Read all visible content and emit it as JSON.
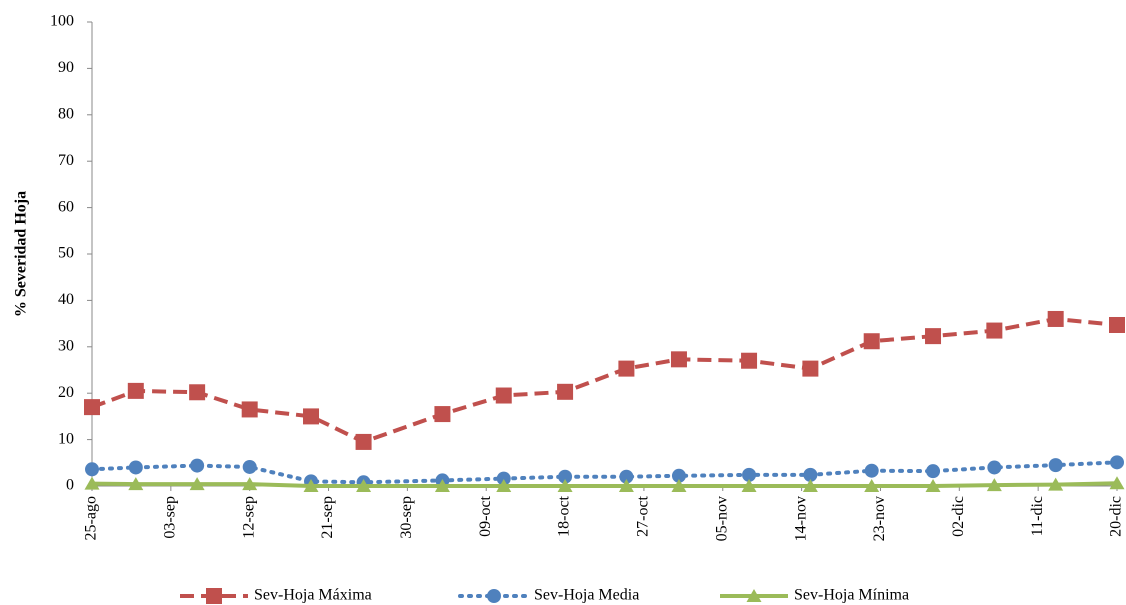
{
  "chart_data": {
    "type": "line",
    "y_label": "% Severidad Hoja",
    "x": [
      "25-ago",
      "30-ago",
      "06-sep",
      "12-sep",
      "19-sep",
      "25-sep",
      "04-oct",
      "11-oct",
      "18-oct",
      "25-oct",
      "31-oct",
      "08-nov",
      "15-nov",
      "22-nov",
      "29-nov",
      "06-dic",
      "13-dic",
      "20-dic"
    ],
    "xlim": [
      "25-ago",
      "20-dic"
    ],
    "xticks": [
      "25-ago",
      "03-sep",
      "12-sep",
      "21-sep",
      "30-sep",
      "09-oct",
      "18-oct",
      "27-oct",
      "05-nov",
      "14-nov",
      "23-nov",
      "02-dic",
      "11-dic",
      "20-dic"
    ],
    "ylim": [
      0,
      100
    ],
    "yticks": [
      0,
      10,
      20,
      30,
      40,
      50,
      60,
      70,
      80,
      90,
      100
    ],
    "grid": false,
    "legend": "bottom",
    "series": [
      {
        "name": "Sev-Hoja Máxima",
        "color": "#C0504D",
        "marker": "square",
        "dash": "dashed",
        "values": [
          17,
          20.5,
          20.2,
          16.5,
          15,
          9.5,
          15.5,
          19.5,
          20.3,
          25.3,
          27.3,
          27,
          25.3,
          31.2,
          32.3,
          33.5,
          36,
          34.7
        ]
      },
      {
        "name": "Sev-Hoja Media",
        "color": "#4F81BD",
        "marker": "circle",
        "dash": "dotted",
        "values": [
          3.6,
          4,
          4.4,
          4.1,
          1,
          0.8,
          1.2,
          1.6,
          2,
          2,
          2.2,
          2.4,
          2.4,
          3.3,
          3.2,
          4,
          4.5,
          5.1
        ]
      },
      {
        "name": "Sev-Hoja Mínima",
        "color": "#9BBB59",
        "marker": "triangle",
        "dash": "solid",
        "values": [
          0.5,
          0.4,
          0.4,
          0.4,
          0,
          0,
          0,
          0,
          0,
          0,
          0,
          0,
          0,
          0,
          0,
          0.2,
          0.3,
          0.6
        ]
      }
    ]
  }
}
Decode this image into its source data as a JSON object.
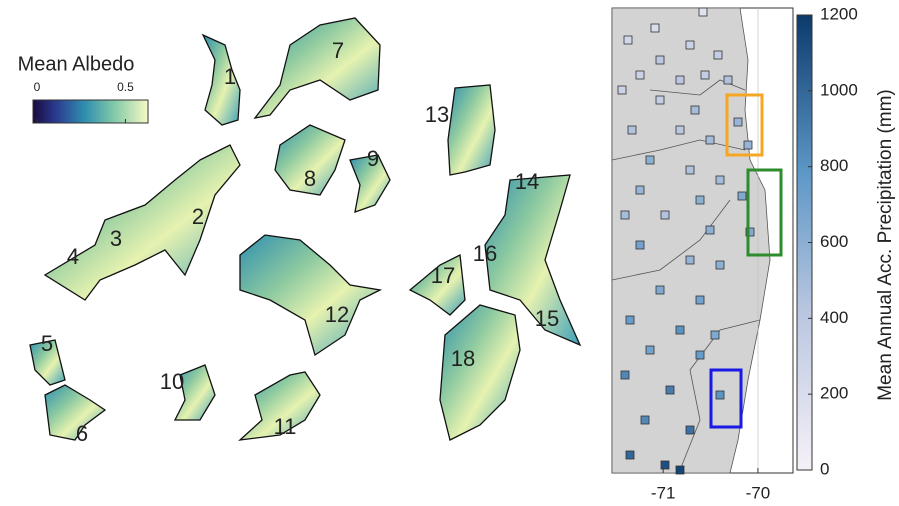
{
  "albedo_panel": {
    "legend_title": "Mean Albedo",
    "colorbar_lim": [
      0,
      0.65
    ],
    "colorbar_ticks": [
      0,
      0.5
    ],
    "glacier_labels": [
      "1",
      "2",
      "3",
      "4",
      "5",
      "6",
      "7",
      "8",
      "9",
      "10",
      "11",
      "12",
      "13",
      "14",
      "15",
      "16",
      "17",
      "18"
    ]
  },
  "precip_panel": {
    "colorbar_label": "Mean Annual Acc. Precipitation (mm)",
    "colorbar_lim": [
      0,
      1200
    ],
    "colorbar_ticks": [
      0,
      200,
      400,
      600,
      800,
      1000,
      1200
    ],
    "xlim": [
      -71.54,
      -69.63
    ],
    "xticks": [
      -71,
      -70
    ],
    "station_precip": [
      150,
      200,
      250,
      300,
      350,
      400,
      300,
      350,
      400,
      450,
      300,
      350,
      500,
      550,
      450,
      400,
      500,
      550,
      600,
      450,
      500,
      550,
      600,
      650,
      500,
      450,
      600,
      650,
      700,
      550,
      600,
      650,
      700,
      750,
      800,
      650,
      700,
      750,
      850,
      900,
      800,
      850,
      950,
      1000,
      1100,
      1150
    ]
  }
}
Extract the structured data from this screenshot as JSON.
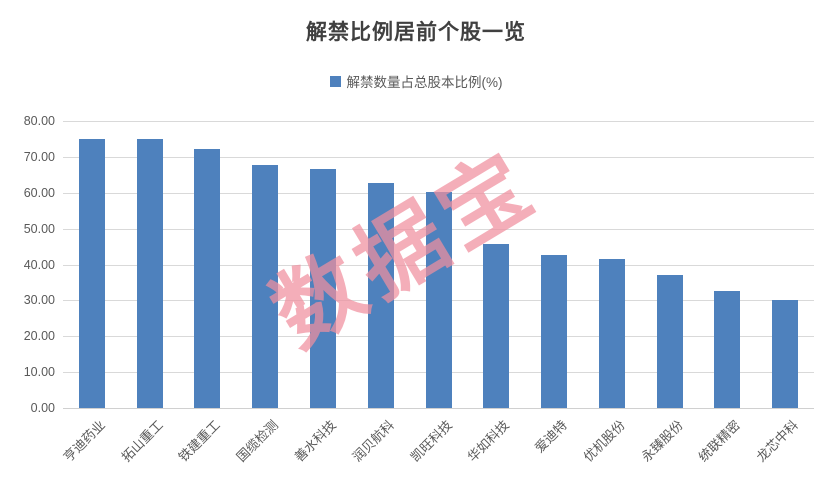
{
  "title": "解禁比例居前个股一览",
  "legend": {
    "label": "解禁数量占总股本比例(%)"
  },
  "watermark": {
    "text": "数据宝"
  },
  "colors": {
    "bar": "#4E81BD",
    "gridline": "#D9D9D9",
    "axis_line": "#D0D0D0",
    "axis_text": "#595959",
    "title_text": "#404040",
    "watermark": "#F0909F"
  },
  "chart_data": {
    "type": "bar",
    "title": "解禁比例居前个股一览",
    "series_name": "解禁数量占总股本比例(%)",
    "categories": [
      "亨迪药业",
      "拓山重工",
      "铁建重工",
      "国缆检测",
      "善水科技",
      "润贝航科",
      "凯旺科技",
      "华如科技",
      "爱迪特",
      "优机股份",
      "永臻股份",
      "统联精密",
      "龙芯中科"
    ],
    "values": [
      75.0,
      75.0,
      72.3,
      67.8,
      66.7,
      62.8,
      60.3,
      45.7,
      42.6,
      41.5,
      37.1,
      32.6,
      30.0
    ],
    "xlabel": "",
    "ylabel": "",
    "ylim": [
      0,
      80
    ],
    "ytick_step": 10,
    "y_ticks": [
      "0.00",
      "10.00",
      "20.00",
      "30.00",
      "40.00",
      "50.00",
      "60.00",
      "70.00",
      "80.00"
    ],
    "grid": "horizontal",
    "legend_position": "top-center"
  }
}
● ● ● ●
Can you repeat every record above exactly, apart from the pictures?

● Task result
Read all visible content and emit it as JSON.
{
  "chart_data": {
    "type": "line",
    "y_label": "% Severidad Hoja",
    "x": [
      "25-ago",
      "30-ago",
      "06-sep",
      "12-sep",
      "19-sep",
      "25-sep",
      "04-oct",
      "11-oct",
      "18-oct",
      "25-oct",
      "31-oct",
      "08-nov",
      "15-nov",
      "22-nov",
      "29-nov",
      "06-dic",
      "13-dic",
      "20-dic"
    ],
    "xlim": [
      "25-ago",
      "20-dic"
    ],
    "xticks": [
      "25-ago",
      "03-sep",
      "12-sep",
      "21-sep",
      "30-sep",
      "09-oct",
      "18-oct",
      "27-oct",
      "05-nov",
      "14-nov",
      "23-nov",
      "02-dic",
      "11-dic",
      "20-dic"
    ],
    "ylim": [
      0,
      100
    ],
    "yticks": [
      0,
      10,
      20,
      30,
      40,
      50,
      60,
      70,
      80,
      90,
      100
    ],
    "grid": false,
    "legend": "bottom",
    "series": [
      {
        "name": "Sev-Hoja Máxima",
        "color": "#C0504D",
        "marker": "square",
        "dash": "dashed",
        "values": [
          17,
          20.5,
          20.2,
          16.5,
          15,
          9.5,
          15.5,
          19.5,
          20.3,
          25.3,
          27.3,
          27,
          25.3,
          31.2,
          32.3,
          33.5,
          36,
          34.7
        ]
      },
      {
        "name": "Sev-Hoja Media",
        "color": "#4F81BD",
        "marker": "circle",
        "dash": "dotted",
        "values": [
          3.6,
          4,
          4.4,
          4.1,
          1,
          0.8,
          1.2,
          1.6,
          2,
          2,
          2.2,
          2.4,
          2.4,
          3.3,
          3.2,
          4,
          4.5,
          5.1
        ]
      },
      {
        "name": "Sev-Hoja Mínima",
        "color": "#9BBB59",
        "marker": "triangle",
        "dash": "solid",
        "values": [
          0.5,
          0.4,
          0.4,
          0.4,
          0,
          0,
          0,
          0,
          0,
          0,
          0,
          0,
          0,
          0,
          0,
          0.2,
          0.3,
          0.6
        ]
      }
    ]
  }
}
Decode this image into its source data as a JSON object.
{
  "albedo_panel": {
    "legend_title": "Mean Albedo",
    "colorbar_lim": [
      0,
      0.65
    ],
    "colorbar_ticks": [
      0,
      0.5
    ],
    "glacier_labels": [
      "1",
      "2",
      "3",
      "4",
      "5",
      "6",
      "7",
      "8",
      "9",
      "10",
      "11",
      "12",
      "13",
      "14",
      "15",
      "16",
      "17",
      "18"
    ]
  },
  "precip_panel": {
    "colorbar_label": "Mean Annual Acc. Precipitation (mm)",
    "colorbar_lim": [
      0,
      1200
    ],
    "colorbar_ticks": [
      0,
      200,
      400,
      600,
      800,
      1000,
      1200
    ],
    "xlim": [
      -71.54,
      -69.63
    ],
    "xticks": [
      -71,
      -70
    ],
    "station_precip": [
      150,
      200,
      250,
      300,
      350,
      400,
      300,
      350,
      400,
      450,
      300,
      350,
      500,
      550,
      450,
      400,
      500,
      550,
      600,
      450,
      500,
      550,
      600,
      650,
      500,
      450,
      600,
      650,
      700,
      550,
      600,
      650,
      700,
      750,
      800,
      650,
      700,
      750,
      850,
      900,
      800,
      850,
      950,
      1000,
      1100,
      1150
    ]
  }
}
Extract the structured data from this screenshot as JSON.
{
  "title": "解禁比例居前个股一览",
  "legend": {
    "label": "解禁数量占总股本比例(%)"
  },
  "watermark": {
    "text": "数据宝"
  },
  "colors": {
    "bar": "#4E81BD",
    "gridline": "#D9D9D9",
    "axis_line": "#D0D0D0",
    "axis_text": "#595959",
    "title_text": "#404040",
    "watermark": "#F0909F"
  },
  "chart_data": {
    "type": "bar",
    "title": "解禁比例居前个股一览",
    "series_name": "解禁数量占总股本比例(%)",
    "categories": [
      "亨迪药业",
      "拓山重工",
      "铁建重工",
      "国缆检测",
      "善水科技",
      "润贝航科",
      "凯旺科技",
      "华如科技",
      "爱迪特",
      "优机股份",
      "永臻股份",
      "统联精密",
      "龙芯中科"
    ],
    "values": [
      75.0,
      75.0,
      72.3,
      67.8,
      66.7,
      62.8,
      60.3,
      45.7,
      42.6,
      41.5,
      37.1,
      32.6,
      30.0
    ],
    "xlabel": "",
    "ylabel": "",
    "ylim": [
      0,
      80
    ],
    "ytick_step": 10,
    "y_ticks": [
      "0.00",
      "10.00",
      "20.00",
      "30.00",
      "40.00",
      "50.00",
      "60.00",
      "70.00",
      "80.00"
    ],
    "grid": "horizontal",
    "legend_position": "top-center"
  }
}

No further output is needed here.